#### What is asked:
Extract all of the entries and set them down verbatim.

#### Dataset records:

>> Start

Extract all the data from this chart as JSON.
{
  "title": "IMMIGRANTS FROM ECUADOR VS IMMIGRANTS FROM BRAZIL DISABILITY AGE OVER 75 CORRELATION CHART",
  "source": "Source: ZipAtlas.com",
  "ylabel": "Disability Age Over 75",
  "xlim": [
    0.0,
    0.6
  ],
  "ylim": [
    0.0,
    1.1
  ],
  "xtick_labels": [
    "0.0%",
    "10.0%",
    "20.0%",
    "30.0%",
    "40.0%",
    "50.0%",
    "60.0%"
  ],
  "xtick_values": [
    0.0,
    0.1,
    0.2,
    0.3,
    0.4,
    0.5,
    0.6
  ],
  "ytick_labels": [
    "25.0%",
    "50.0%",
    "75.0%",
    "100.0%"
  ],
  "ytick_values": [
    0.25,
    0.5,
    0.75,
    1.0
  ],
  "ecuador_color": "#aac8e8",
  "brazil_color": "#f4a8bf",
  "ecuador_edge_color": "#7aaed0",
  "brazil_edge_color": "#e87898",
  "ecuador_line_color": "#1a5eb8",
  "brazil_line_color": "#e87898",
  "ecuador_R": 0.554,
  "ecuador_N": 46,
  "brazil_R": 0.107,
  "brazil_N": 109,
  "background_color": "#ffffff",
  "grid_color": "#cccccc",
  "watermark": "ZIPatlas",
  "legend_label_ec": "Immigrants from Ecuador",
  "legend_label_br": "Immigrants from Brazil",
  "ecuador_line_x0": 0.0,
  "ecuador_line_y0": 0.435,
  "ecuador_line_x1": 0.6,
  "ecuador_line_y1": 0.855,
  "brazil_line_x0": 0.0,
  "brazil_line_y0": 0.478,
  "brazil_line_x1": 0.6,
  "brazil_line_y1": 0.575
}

>> End

#### Completed exercise:
Extract all the data from this chart as JSON.
{
  "title": "IMMIGRANTS FROM ECUADOR VS IMMIGRANTS FROM BRAZIL DISABILITY AGE OVER 75 CORRELATION CHART",
  "source": "Source: ZipAtlas.com",
  "ylabel": "Disability Age Over 75",
  "xlim": [
    0.0,
    0.6
  ],
  "ylim": [
    0.0,
    1.1
  ],
  "xtick_labels": [
    "0.0%",
    "10.0%",
    "20.0%",
    "30.0%",
    "40.0%",
    "50.0%",
    "60.0%"
  ],
  "xtick_values": [
    0.0,
    0.1,
    0.2,
    0.3,
    0.4,
    0.5,
    0.6
  ],
  "ytick_labels": [
    "25.0%",
    "50.0%",
    "75.0%",
    "100.0%"
  ],
  "ytick_values": [
    0.25,
    0.5,
    0.75,
    1.0
  ],
  "ecuador_color": "#aac8e8",
  "brazil_color": "#f4a8bf",
  "ecuador_edge_color": "#7aaed0",
  "brazil_edge_color": "#e87898",
  "ecuador_line_color": "#1a5eb8",
  "brazil_line_color": "#e87898",
  "ecuador_R": 0.554,
  "ecuador_N": 46,
  "brazil_R": 0.107,
  "brazil_N": 109,
  "background_color": "#ffffff",
  "grid_color": "#cccccc",
  "watermark": "ZIPatlas",
  "legend_label_ec": "Immigrants from Ecuador",
  "legend_label_br": "Immigrants from Brazil",
  "ecuador_line_x0": 0.0,
  "ecuador_line_y0": 0.435,
  "ecuador_line_x1": 0.6,
  "ecuador_line_y1": 0.855,
  "brazil_line_x0": 0.0,
  "brazil_line_y0": 0.478,
  "brazil_line_x1": 0.6,
  "brazil_line_y1": 0.575
}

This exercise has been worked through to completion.